Data listing:
------------------------------------
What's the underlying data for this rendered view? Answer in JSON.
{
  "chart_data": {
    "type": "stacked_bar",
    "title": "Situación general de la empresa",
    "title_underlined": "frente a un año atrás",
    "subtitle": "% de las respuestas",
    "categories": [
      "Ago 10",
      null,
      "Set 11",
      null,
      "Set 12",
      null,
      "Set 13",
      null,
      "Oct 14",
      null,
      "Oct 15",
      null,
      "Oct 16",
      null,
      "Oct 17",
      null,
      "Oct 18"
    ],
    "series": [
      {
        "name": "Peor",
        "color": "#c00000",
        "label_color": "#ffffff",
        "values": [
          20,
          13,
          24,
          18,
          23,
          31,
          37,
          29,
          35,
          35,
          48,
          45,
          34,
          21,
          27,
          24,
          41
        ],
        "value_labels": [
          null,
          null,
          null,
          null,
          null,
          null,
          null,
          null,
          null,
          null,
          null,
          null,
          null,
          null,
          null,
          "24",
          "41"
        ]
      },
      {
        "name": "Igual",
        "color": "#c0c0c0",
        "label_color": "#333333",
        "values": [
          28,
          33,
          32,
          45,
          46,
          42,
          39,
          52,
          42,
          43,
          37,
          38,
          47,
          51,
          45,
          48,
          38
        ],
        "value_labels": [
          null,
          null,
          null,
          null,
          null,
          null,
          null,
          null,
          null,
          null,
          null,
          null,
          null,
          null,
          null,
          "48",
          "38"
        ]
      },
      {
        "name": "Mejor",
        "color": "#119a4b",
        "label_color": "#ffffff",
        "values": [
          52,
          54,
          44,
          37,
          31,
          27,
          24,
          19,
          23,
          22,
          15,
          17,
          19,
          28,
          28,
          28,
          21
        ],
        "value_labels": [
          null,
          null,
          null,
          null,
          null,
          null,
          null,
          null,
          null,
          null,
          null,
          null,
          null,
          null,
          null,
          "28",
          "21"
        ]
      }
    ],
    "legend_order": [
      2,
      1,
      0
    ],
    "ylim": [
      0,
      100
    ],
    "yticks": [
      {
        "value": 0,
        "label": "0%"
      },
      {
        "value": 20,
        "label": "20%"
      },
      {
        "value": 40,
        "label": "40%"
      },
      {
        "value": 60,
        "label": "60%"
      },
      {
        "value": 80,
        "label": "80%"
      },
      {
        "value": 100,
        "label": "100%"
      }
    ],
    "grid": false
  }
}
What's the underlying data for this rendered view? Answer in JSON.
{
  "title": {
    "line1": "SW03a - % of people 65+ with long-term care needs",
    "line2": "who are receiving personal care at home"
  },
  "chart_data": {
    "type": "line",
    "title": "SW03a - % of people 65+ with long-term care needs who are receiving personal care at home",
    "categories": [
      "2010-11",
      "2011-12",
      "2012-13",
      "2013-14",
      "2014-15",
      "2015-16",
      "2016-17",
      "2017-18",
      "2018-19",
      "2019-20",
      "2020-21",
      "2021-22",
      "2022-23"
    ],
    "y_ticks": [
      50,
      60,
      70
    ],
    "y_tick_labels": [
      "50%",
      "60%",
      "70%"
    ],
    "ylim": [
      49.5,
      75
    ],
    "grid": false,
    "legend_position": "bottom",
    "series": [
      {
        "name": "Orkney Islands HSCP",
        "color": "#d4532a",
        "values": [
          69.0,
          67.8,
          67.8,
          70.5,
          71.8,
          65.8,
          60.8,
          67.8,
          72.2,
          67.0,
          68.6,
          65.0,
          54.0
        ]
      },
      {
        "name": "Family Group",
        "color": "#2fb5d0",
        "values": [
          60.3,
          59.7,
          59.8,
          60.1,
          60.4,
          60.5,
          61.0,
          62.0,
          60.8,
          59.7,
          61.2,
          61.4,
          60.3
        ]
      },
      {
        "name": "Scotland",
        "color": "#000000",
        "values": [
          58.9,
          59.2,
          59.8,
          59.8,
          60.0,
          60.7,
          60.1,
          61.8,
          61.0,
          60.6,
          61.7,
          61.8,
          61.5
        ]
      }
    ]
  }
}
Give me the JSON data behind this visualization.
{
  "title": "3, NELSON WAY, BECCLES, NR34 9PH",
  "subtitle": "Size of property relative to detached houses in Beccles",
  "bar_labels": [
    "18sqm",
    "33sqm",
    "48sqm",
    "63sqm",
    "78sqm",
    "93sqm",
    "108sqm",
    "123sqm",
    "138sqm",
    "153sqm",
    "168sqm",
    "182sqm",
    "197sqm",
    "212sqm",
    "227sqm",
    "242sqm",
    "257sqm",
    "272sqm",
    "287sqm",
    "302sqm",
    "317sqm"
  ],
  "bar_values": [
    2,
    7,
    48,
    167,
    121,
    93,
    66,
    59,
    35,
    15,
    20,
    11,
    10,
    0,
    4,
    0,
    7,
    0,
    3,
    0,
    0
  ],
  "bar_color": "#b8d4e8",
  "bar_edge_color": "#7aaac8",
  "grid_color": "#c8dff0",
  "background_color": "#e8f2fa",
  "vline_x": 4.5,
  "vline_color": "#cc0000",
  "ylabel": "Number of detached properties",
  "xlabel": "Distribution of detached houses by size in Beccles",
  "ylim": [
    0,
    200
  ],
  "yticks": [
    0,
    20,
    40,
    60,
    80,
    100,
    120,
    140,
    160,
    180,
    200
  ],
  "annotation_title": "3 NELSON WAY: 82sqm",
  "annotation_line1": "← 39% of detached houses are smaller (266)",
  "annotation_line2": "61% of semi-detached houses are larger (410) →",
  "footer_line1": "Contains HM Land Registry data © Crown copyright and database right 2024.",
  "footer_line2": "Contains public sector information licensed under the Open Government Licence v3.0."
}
------------------------------------
WHAT TO WORK ON:
Retype the records that precede this task, keeping them exactly the same.

CORRECT RESPONSE:
What's the underlying data for this rendered view? Answer in JSON.
{
  "chart_data": {
    "type": "stacked_bar",
    "title": "Situación general de la empresa",
    "title_underlined": "frente a un año atrás",
    "subtitle": "% de las respuestas",
    "categories": [
      "Ago 10",
      null,
      "Set 11",
      null,
      "Set 12",
      null,
      "Set 13",
      null,
      "Oct 14",
      null,
      "Oct 15",
      null,
      "Oct 16",
      null,
      "Oct 17",
      null,
      "Oct 18"
    ],
    "series": [
      {
        "name": "Peor",
        "color": "#c00000",
        "label_color": "#ffffff",
        "values": [
          20,
          13,
          24,
          18,
          23,
          31,
          37,
          29,
          35,
          35,
          48,
          45,
          34,
          21,
          27,
          24,
          41
        ],
        "value_labels": [
          null,
          null,
          null,
          null,
          null,
          null,
          null,
          null,
          null,
          null,
          null,
          null,
          null,
          null,
          null,
          "24",
          "41"
        ]
      },
      {
        "name": "Igual",
        "color": "#c0c0c0",
        "label_color": "#333333",
        "values": [
          28,
          33,
          32,
          45,
          46,
          42,
          39,
          52,
          42,
          43,
          37,
          38,
          47,
          51,
          45,
          48,
          38
        ],
        "value_labels": [
          null,
          null,
          null,
          null,
          null,
          null,
          null,
          null,
          null,
          null,
          null,
          null,
          null,
          null,
          null,
          "48",
          "38"
        ]
      },
      {
        "name": "Mejor",
        "color": "#119a4b",
        "label_color": "#ffffff",
        "values": [
          52,
          54,
          44,
          37,
          31,
          27,
          24,
          19,
          23,
          22,
          15,
          17,
          19,
          28,
          28,
          28,
          21
        ],
        "value_labels": [
          null,
          null,
          null,
          null,
          null,
          null,
          null,
          null,
          null,
          null,
          null,
          null,
          null,
          null,
          null,
          "28",
          "21"
        ]
      }
    ],
    "legend_order": [
      2,
      1,
      0
    ],
    "ylim": [
      0,
      100
    ],
    "yticks": [
      {
        "value": 0,
        "label": "0%"
      },
      {
        "value": 20,
        "label": "20%"
      },
      {
        "value": 40,
        "label": "40%"
      },
      {
        "value": 60,
        "label": "60%"
      },
      {
        "value": 80,
        "label": "80%"
      },
      {
        "value": 100,
        "label": "100%"
      }
    ],
    "grid": false
  }
}
What's the underlying data for this rendered view? Answer in JSON.
{
  "title": {
    "line1": "SW03a - % of people 65+ with long-term care needs",
    "line2": "who are receiving personal care at home"
  },
  "chart_data": {
    "type": "line",
    "title": "SW03a - % of people 65+ with long-term care needs who are receiving personal care at home",
    "categories": [
      "2010-11",
      "2011-12",
      "2012-13",
      "2013-14",
      "2014-15",
      "2015-16",
      "2016-17",
      "2017-18",
      "2018-19",
      "2019-20",
      "2020-21",
      "2021-22",
      "2022-23"
    ],
    "y_ticks": [
      50,
      60,
      70
    ],
    "y_tick_labels": [
      "50%",
      "60%",
      "70%"
    ],
    "ylim": [
      49.5,
      75
    ],
    "grid": false,
    "legend_position": "bottom",
    "series": [
      {
        "name": "Orkney Islands HSCP",
        "color": "#d4532a",
        "values": [
          69.0,
          67.8,
          67.8,
          70.5,
          71.8,
          65.8,
          60.8,
          67.8,
          72.2,
          67.0,
          68.6,
          65.0,
          54.0
        ]
      },
      {
        "name": "Family Group",
        "color": "#2fb5d0",
        "values": [
          60.3,
          59.7,
          59.8,
          60.1,
          60.4,
          60.5,
          61.0,
          62.0,
          60.8,
          59.7,
          61.2,
          61.4,
          60.3
        ]
      },
      {
        "name": "Scotland",
        "color": "#000000",
        "values": [
          58.9,
          59.2,
          59.8,
          59.8,
          60.0,
          60.7,
          60.1,
          61.8,
          61.0,
          60.6,
          61.7,
          61.8,
          61.5
        ]
      }
    ]
  }
}
Give me the JSON data behind this visualization.
{
  "title": "3, NELSON WAY, BECCLES, NR34 9PH",
  "subtitle": "Size of property relative to detached houses in Beccles",
  "bar_labels": [
    "18sqm",
    "33sqm",
    "48sqm",
    "63sqm",
    "78sqm",
    "93sqm",
    "108sqm",
    "123sqm",
    "138sqm",
    "153sqm",
    "168sqm",
    "182sqm",
    "197sqm",
    "212sqm",
    "227sqm",
    "242sqm",
    "257sqm",
    "272sqm",
    "287sqm",
    "302sqm",
    "317sqm"
  ],
  "bar_values": [
    2,
    7,
    48,
    167,
    121,
    93,
    66,
    59,
    35,
    15,
    20,
    11,
    10,
    0,
    4,
    0,
    7,
    0,
    3,
    0,
    0
  ],
  "bar_color": "#b8d4e8",
  "bar_edge_color": "#7aaac8",
  "grid_color": "#c8dff0",
  "background_color": "#e8f2fa",
  "vline_x": 4.5,
  "vline_color": "#cc0000",
  "ylabel": "Number of detached properties",
  "xlabel": "Distribution of detached houses by size in Beccles",
  "ylim": [
    0,
    200
  ],
  "yticks": [
    0,
    20,
    40,
    60,
    80,
    100,
    120,
    140,
    160,
    180,
    200
  ],
  "annotation_title": "3 NELSON WAY: 82sqm",
  "annotation_line1": "← 39% of detached houses are smaller (266)",
  "annotation_line2": "61% of semi-detached houses are larger (410) →",
  "footer_line1": "Contains HM Land Registry data © Crown copyright and database right 2024.",
  "footer_line2": "Contains public sector information licensed under the Open Government Licence v3.0."
}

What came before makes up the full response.